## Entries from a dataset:
------------------------------------------------------------

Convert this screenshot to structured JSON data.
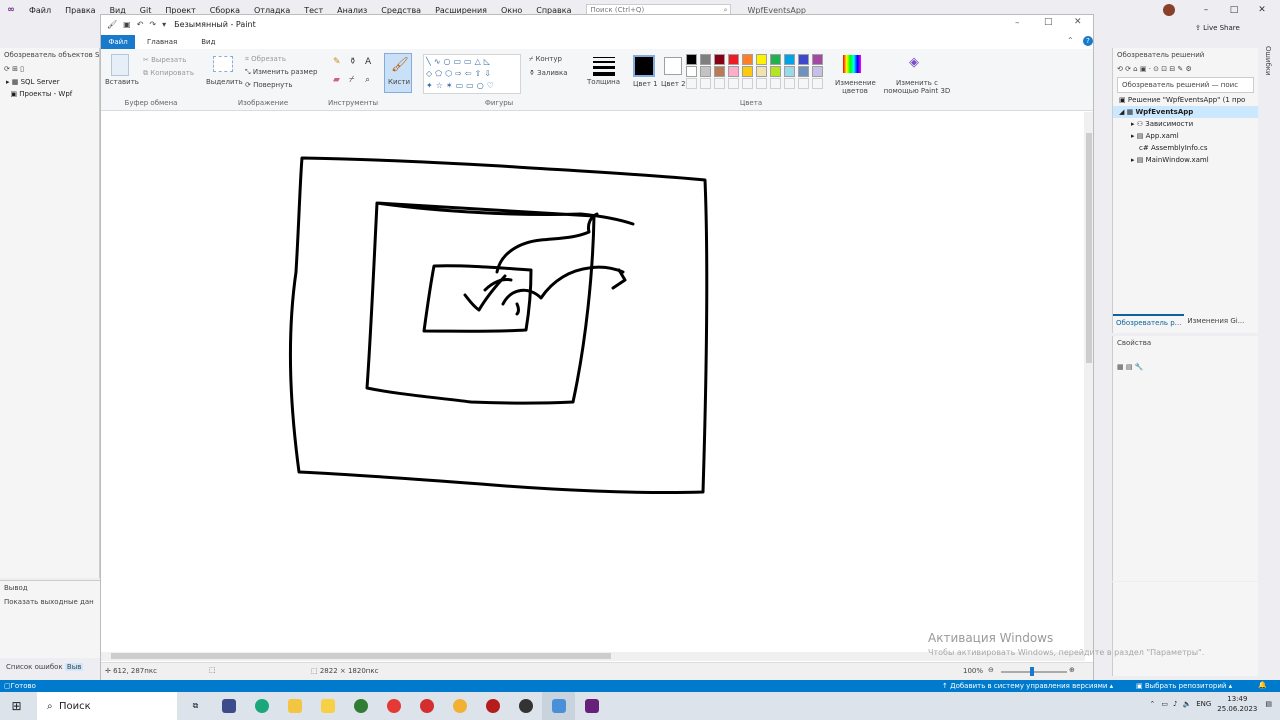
{
  "vs": {
    "menu": [
      "Файл",
      "Правка",
      "Вид",
      "Git",
      "Проект",
      "Сборка",
      "Отладка",
      "Тест",
      "Анализ",
      "Средства",
      "Расширения",
      "Окно",
      "Справка"
    ],
    "search_placeholder": "Поиск (Ctrl+Q)",
    "solution_title": "WpfEventsApp",
    "live_share": "Live Share",
    "left_panel_title": "Обозреватель объектов S",
    "left_tree": [
      "SQL Server",
      "Проекты - Wpf"
    ],
    "output_title": "Вывод",
    "output_text": "Показать выходные дан",
    "error_list_tab": "Список ошибок",
    "error_list_tab2": "Выв",
    "solution_explorer_title": "Обозреватель решений",
    "solution_search": "Обозреватель решений — поис",
    "solution_tree": [
      "Решение \"WpfEventsApp\" (1 про",
      "WpfEventsApp",
      "Зависимости",
      "App.xaml",
      "AssemblyInfo.cs",
      "MainWindow.xaml"
    ],
    "right_tabs": [
      "Обозреватель р...",
      "Изменения Gi..."
    ],
    "properties_title": "Свойства",
    "right_strip_label": "Ошибки"
  },
  "paint": {
    "title": "Безымянный - Paint",
    "tabs": {
      "file": "Файл",
      "home": "Главная",
      "view": "Вид"
    },
    "clipboard": {
      "paste": "Вставить",
      "cut": "Вырезать",
      "copy": "Копировать",
      "label": "Буфер обмена"
    },
    "image": {
      "select": "Выделить",
      "crop": "Обрезать",
      "resize": "Изменить размер",
      "rotate": "Повернуть",
      "label": "Изображение"
    },
    "tools": {
      "label": "Инструменты",
      "brushes": "Кисти"
    },
    "shapes": {
      "outline": "Контур",
      "fill": "Заливка",
      "label": "Фигуры"
    },
    "thickness": "Толщина",
    "color1": "Цвет 1",
    "color2": "Цвет 2",
    "colors_label": "Цвета",
    "edit_colors": "Изменение цветов",
    "paint3d": "Изменить с помощью Paint 3D",
    "palette": [
      "#000000",
      "#7f7f7f",
      "#880015",
      "#ed1c24",
      "#ff7f27",
      "#fff200",
      "#22b14c",
      "#00a2e8",
      "#3f48cc",
      "#a349a4",
      "#ffffff",
      "#c3c3c3",
      "#b97a57",
      "#ffaec9",
      "#ffc90e",
      "#efe4b0",
      "#b5e61d",
      "#99d9ea",
      "#7092be",
      "#c8bfe7"
    ],
    "status": {
      "cursor": "612, 287пкс",
      "size": "2822 × 1820пкс",
      "zoom": "100%"
    }
  },
  "watermark": {
    "line1": "Активация Windows",
    "line2": "Чтобы активировать Windows, перейдите в раздел \"Параметры\"."
  },
  "vs_status": {
    "ready": "Готово",
    "source_control": "Добавить в систему управления версиями",
    "repo": "Выбрать репозиторий"
  },
  "taskbar": {
    "search": "Поиск",
    "lang": "ENG",
    "time": "13:49",
    "date": "25.06.2023"
  }
}
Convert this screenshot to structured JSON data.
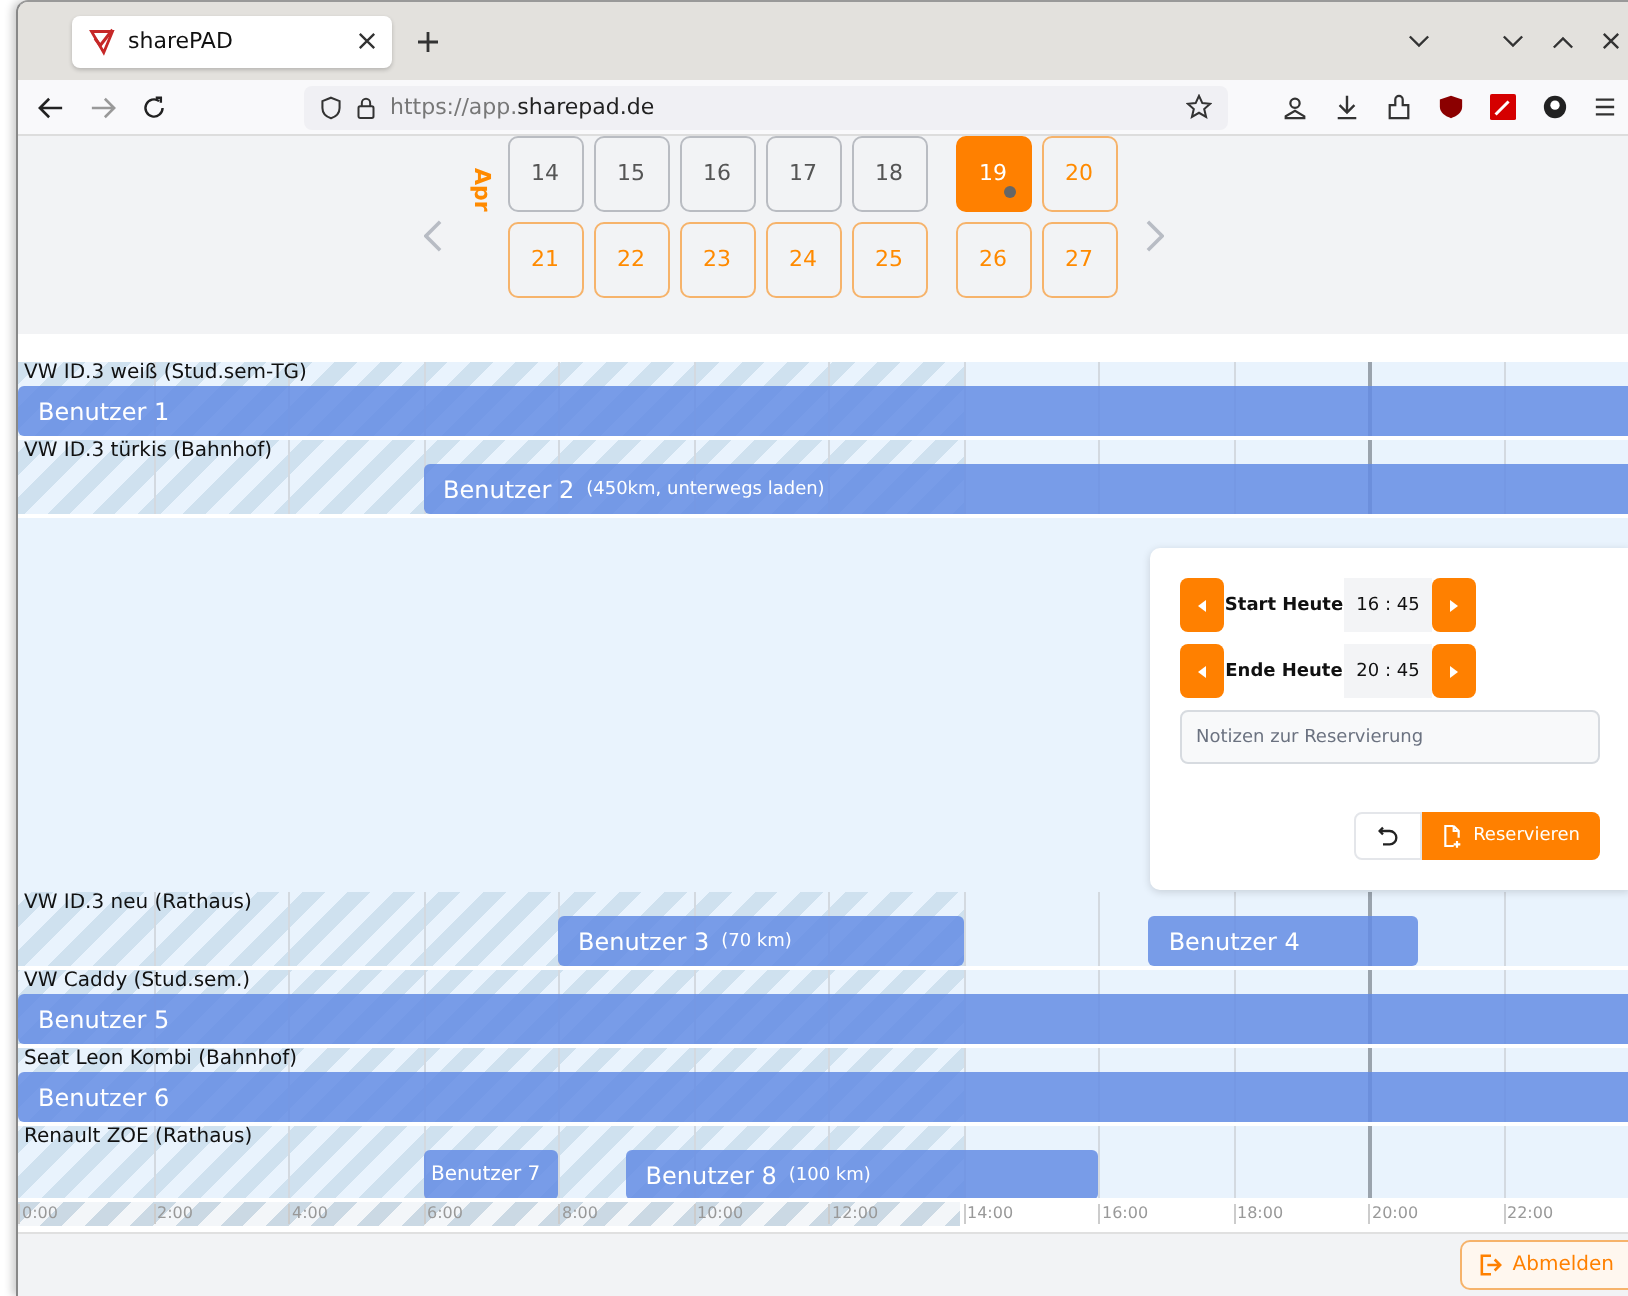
{
  "browser": {
    "tab_title": "sharePAD",
    "url_prefix": "https://app.",
    "url_domain": "sharepad.de"
  },
  "calendar": {
    "month": "Apr",
    "weeks": [
      {
        "weekdays": [
          {
            "label": "14",
            "past": true,
            "selected": false,
            "dot": false
          },
          {
            "label": "15",
            "past": true,
            "selected": false,
            "dot": false
          },
          {
            "label": "16",
            "past": true,
            "selected": false,
            "dot": false
          },
          {
            "label": "17",
            "past": true,
            "selected": false,
            "dot": false
          },
          {
            "label": "18",
            "past": true,
            "selected": false,
            "dot": false
          }
        ],
        "weekend": [
          {
            "label": "19",
            "past": false,
            "selected": true,
            "dot": true
          },
          {
            "label": "20",
            "past": false,
            "selected": false,
            "dot": false
          }
        ]
      },
      {
        "weekdays": [
          {
            "label": "21",
            "past": false,
            "selected": false,
            "dot": false
          },
          {
            "label": "22",
            "past": false,
            "selected": false,
            "dot": false
          },
          {
            "label": "23",
            "past": false,
            "selected": false,
            "dot": false
          },
          {
            "label": "24",
            "past": false,
            "selected": false,
            "dot": false
          },
          {
            "label": "25",
            "past": false,
            "selected": false,
            "dot": false
          }
        ],
        "weekend": [
          {
            "label": "26",
            "past": false,
            "selected": false,
            "dot": false
          },
          {
            "label": "27",
            "past": false,
            "selected": false,
            "dot": false
          }
        ]
      }
    ]
  },
  "timeline": {
    "rows": [
      {
        "vehicle": "VW ID.3 weiß (Stud.sem-TG)",
        "expanded": false,
        "bookings": [
          {
            "user": "Benutzer 1"
          }
        ]
      },
      {
        "vehicle": "VW ID.3 türkis (Bahnhof)",
        "expanded": true,
        "bookings": [
          {
            "user": "Benutzer 2",
            "note": "(450km, unterwegs laden)"
          }
        ]
      },
      {
        "vehicle": "VW ID.3 neu (Rathaus)",
        "expanded": false,
        "bookings": [
          {
            "user": "Benutzer 3",
            "note": "(70 km)"
          },
          {
            "user": "Benutzer 4"
          }
        ]
      },
      {
        "vehicle": "VW Caddy (Stud.sem.)",
        "expanded": false,
        "bookings": [
          {
            "user": "Benutzer 5"
          }
        ]
      },
      {
        "vehicle": "Seat Leon Kombi (Bahnhof)",
        "expanded": false,
        "bookings": [
          {
            "user": "Benutzer 6"
          }
        ]
      },
      {
        "vehicle": "Renault ZOE (Rathaus)",
        "expanded": false,
        "bookings": [
          {
            "user": "Benutzer 7"
          },
          {
            "user": "Benutzer 8",
            "note": "(100 km)"
          }
        ]
      }
    ],
    "axis": [
      "0:00",
      "2:00",
      "4:00",
      "6:00",
      "8:00",
      "10:00",
      "12:00",
      "14:00",
      "16:00",
      "18:00",
      "20:00",
      "22:00"
    ]
  },
  "reservation": {
    "steppers": [
      {
        "label": "Start Heute",
        "time": "16 : 45"
      },
      {
        "label": "Ende Heute",
        "time": "20 : 45"
      }
    ],
    "notes_placeholder": "Notizen zur Reservierung",
    "submit": "Reservieren"
  },
  "logout": "Abmelden"
}
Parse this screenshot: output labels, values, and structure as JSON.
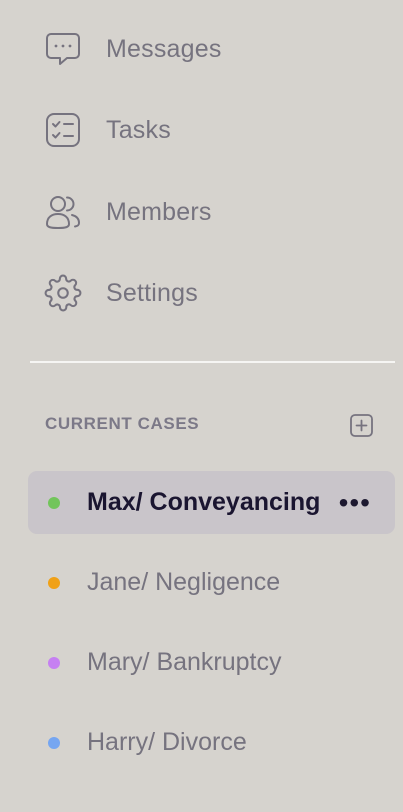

------------------------------------------------------------

## Your instructions:
Pictures in the records above are not copied; print everything else exactly.

## Answer to the exercise:
Convert this screenshot to structured JSON data.
{
  "vs": {
    "menu": [
      "Файл",
      "Правка",
      "Вид",
      "Git",
      "Проект",
      "Сборка",
      "Отладка",
      "Тест",
      "Анализ",
      "Средства",
      "Расширения",
      "Окно",
      "Справка"
    ],
    "search_placeholder": "Поиск (Ctrl+Q)",
    "solution_title": "WpfEventsApp",
    "live_share": "Live Share",
    "left_panel_title": "Обозреватель объектов S",
    "left_tree": [
      "SQL Server",
      "Проекты - Wpf"
    ],
    "output_title": "Вывод",
    "output_text": "Показать выходные дан",
    "error_list_tab": "Список ошибок",
    "error_list_tab2": "Выв",
    "solution_explorer_title": "Обозреватель решений",
    "solution_search": "Обозреватель решений — поис",
    "solution_tree": [
      "Решение \"WpfEventsApp\" (1 про",
      "WpfEventsApp",
      "Зависимости",
      "App.xaml",
      "AssemblyInfo.cs",
      "MainWindow.xaml"
    ],
    "right_tabs": [
      "Обозреватель р...",
      "Изменения Gi..."
    ],
    "properties_title": "Свойства",
    "right_strip_label": "Ошибки"
  },
  "paint": {
    "title": "Безымянный - Paint",
    "tabs": {
      "file": "Файл",
      "home": "Главная",
      "view": "Вид"
    },
    "clipboard": {
      "paste": "Вставить",
      "cut": "Вырезать",
      "copy": "Копировать",
      "label": "Буфер обмена"
    },
    "image": {
      "select": "Выделить",
      "crop": "Обрезать",
      "resize": "Изменить размер",
      "rotate": "Повернуть",
      "label": "Изображение"
    },
    "tools": {
      "label": "Инструменты",
      "brushes": "Кисти"
    },
    "shapes": {
      "outline": "Контур",
      "fill": "Заливка",
      "label": "Фигуры"
    },
    "thickness": "Толщина",
    "color1": "Цвет 1",
    "color2": "Цвет 2",
    "colors_label": "Цвета",
    "edit_colors": "Изменение цветов",
    "paint3d": "Изменить с помощью Paint 3D",
    "palette": [
      "#000000",
      "#7f7f7f",
      "#880015",
      "#ed1c24",
      "#ff7f27",
      "#fff200",
      "#22b14c",
      "#00a2e8",
      "#3f48cc",
      "#a349a4",
      "#ffffff",
      "#c3c3c3",
      "#b97a57",
      "#ffaec9",
      "#ffc90e",
      "#efe4b0",
      "#b5e61d",
      "#99d9ea",
      "#7092be",
      "#c8bfe7"
    ],
    "status": {
      "cursor": "612, 287пкс",
      "size": "2822 × 1820пкс",
      "zoom": "100%"
    }
  },
  "watermark": {
    "line1": "Активация Windows",
    "line2": "Чтобы активировать Windows, перейдите в раздел \"Параметры\"."
  },
  "vs_status": {
    "ready": "Готово",
    "source_control": "Добавить в систему управления версиями",
    "repo": "Выбрать репозиторий"
  },
  "taskbar": {
    "search": "Поиск",
    "lang": "ENG",
    "time": "13:49",
    "date": "25.06.2023"
  }
}
Convert this screenshot to structured JSON data.
{
  "browser": {
    "tab_title": "sharePAD",
    "url_prefix": "https://app.",
    "url_domain": "sharepad.de"
  },
  "calendar": {
    "month": "Apr",
    "weeks": [
      {
        "weekdays": [
          {
            "label": "14",
            "past": true,
            "selected": false,
            "dot": false
          },
          {
            "label": "15",
            "past": true,
            "selected": false,
            "dot": false
          },
          {
            "label": "16",
            "past": true,
            "selected": false,
            "dot": false
          },
          {
            "label": "17",
            "past": true,
            "selected": false,
            "dot": false
          },
          {
            "label": "18",
            "past": true,
            "selected": false,
            "dot": false
          }
        ],
        "weekend": [
          {
            "label": "19",
            "past": false,
            "selected": true,
            "dot": true
          },
          {
            "label": "20",
            "past": false,
            "selected": false,
            "dot": false
          }
        ]
      },
      {
        "weekdays": [
          {
            "label": "21",
            "past": false,
            "selected": false,
            "dot": false
          },
          {
            "label": "22",
            "past": false,
            "selected": false,
            "dot": false
          },
          {
            "label": "23",
            "past": false,
            "selected": false,
            "dot": false
          },
          {
            "label": "24",
            "past": false,
            "selected": false,
            "dot": false
          },
          {
            "label": "25",
            "past": false,
            "selected": false,
            "dot": false
          }
        ],
        "weekend": [
          {
            "label": "26",
            "past": false,
            "selected": false,
            "dot": false
          },
          {
            "label": "27",
            "past": false,
            "selected": false,
            "dot": false
          }
        ]
      }
    ]
  },
  "timeline": {
    "rows": [
      {
        "vehicle": "VW ID.3 weiß (Stud.sem-TG)",
        "expanded": false,
        "bookings": [
          {
            "user": "Benutzer 1"
          }
        ]
      },
      {
        "vehicle": "VW ID.3 türkis (Bahnhof)",
        "expanded": true,
        "bookings": [
          {
            "user": "Benutzer 2",
            "note": "(450km, unterwegs laden)"
          }
        ]
      },
      {
        "vehicle": "VW ID.3 neu (Rathaus)",
        "expanded": false,
        "bookings": [
          {
            "user": "Benutzer 3",
            "note": "(70 km)"
          },
          {
            "user": "Benutzer 4"
          }
        ]
      },
      {
        "vehicle": "VW Caddy (Stud.sem.)",
        "expanded": false,
        "bookings": [
          {
            "user": "Benutzer 5"
          }
        ]
      },
      {
        "vehicle": "Seat Leon Kombi (Bahnhof)",
        "expanded": false,
        "bookings": [
          {
            "user": "Benutzer 6"
          }
        ]
      },
      {
        "vehicle": "Renault ZOE (Rathaus)",
        "expanded": false,
        "bookings": [
          {
            "user": "Benutzer 7"
          },
          {
            "user": "Benutzer 8",
            "note": "(100 km)"
          }
        ]
      }
    ],
    "axis": [
      "0:00",
      "2:00",
      "4:00",
      "6:00",
      "8:00",
      "10:00",
      "12:00",
      "14:00",
      "16:00",
      "18:00",
      "20:00",
      "22:00"
    ]
  },
  "reservation": {
    "steppers": [
      {
        "label": "Start Heute",
        "time": "16 : 45"
      },
      {
        "label": "Ende Heute",
        "time": "20 : 45"
      }
    ],
    "notes_placeholder": "Notizen zur Reservierung",
    "submit": "Reservieren"
  },
  "logout": "Abmelden"
}
Parse this screenshot: output labels, values, and structure as JSON.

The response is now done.